Gather all lines containing the string "name" and copy them out.
————
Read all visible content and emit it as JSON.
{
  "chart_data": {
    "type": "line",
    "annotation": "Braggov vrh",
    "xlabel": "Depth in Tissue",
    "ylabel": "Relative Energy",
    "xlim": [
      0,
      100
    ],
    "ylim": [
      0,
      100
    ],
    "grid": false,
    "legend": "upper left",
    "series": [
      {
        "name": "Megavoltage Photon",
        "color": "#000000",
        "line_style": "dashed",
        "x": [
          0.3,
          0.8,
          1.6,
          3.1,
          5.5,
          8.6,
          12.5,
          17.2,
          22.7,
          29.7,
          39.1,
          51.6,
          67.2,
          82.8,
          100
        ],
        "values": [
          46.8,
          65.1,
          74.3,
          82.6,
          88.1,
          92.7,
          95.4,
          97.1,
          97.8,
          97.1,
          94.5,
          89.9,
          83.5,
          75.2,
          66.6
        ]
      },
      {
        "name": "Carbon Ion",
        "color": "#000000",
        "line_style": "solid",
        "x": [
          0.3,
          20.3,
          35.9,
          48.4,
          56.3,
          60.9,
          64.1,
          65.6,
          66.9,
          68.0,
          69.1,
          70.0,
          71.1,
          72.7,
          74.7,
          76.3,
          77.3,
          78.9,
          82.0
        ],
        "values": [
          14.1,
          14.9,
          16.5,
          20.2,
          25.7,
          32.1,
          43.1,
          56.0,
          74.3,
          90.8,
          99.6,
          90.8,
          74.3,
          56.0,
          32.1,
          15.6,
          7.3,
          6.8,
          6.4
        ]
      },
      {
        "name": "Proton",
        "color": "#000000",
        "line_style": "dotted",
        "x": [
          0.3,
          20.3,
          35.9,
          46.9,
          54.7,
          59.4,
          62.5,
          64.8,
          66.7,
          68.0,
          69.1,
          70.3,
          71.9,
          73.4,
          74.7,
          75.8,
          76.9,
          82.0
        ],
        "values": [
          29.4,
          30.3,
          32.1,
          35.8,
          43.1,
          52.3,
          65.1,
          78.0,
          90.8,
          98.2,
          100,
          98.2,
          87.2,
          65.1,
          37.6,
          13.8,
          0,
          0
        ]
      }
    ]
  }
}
————
> [Output of the exercise]
        "name": "Megavoltage Photon",
        "name": "Carbon Ion",
        "name": "Proton",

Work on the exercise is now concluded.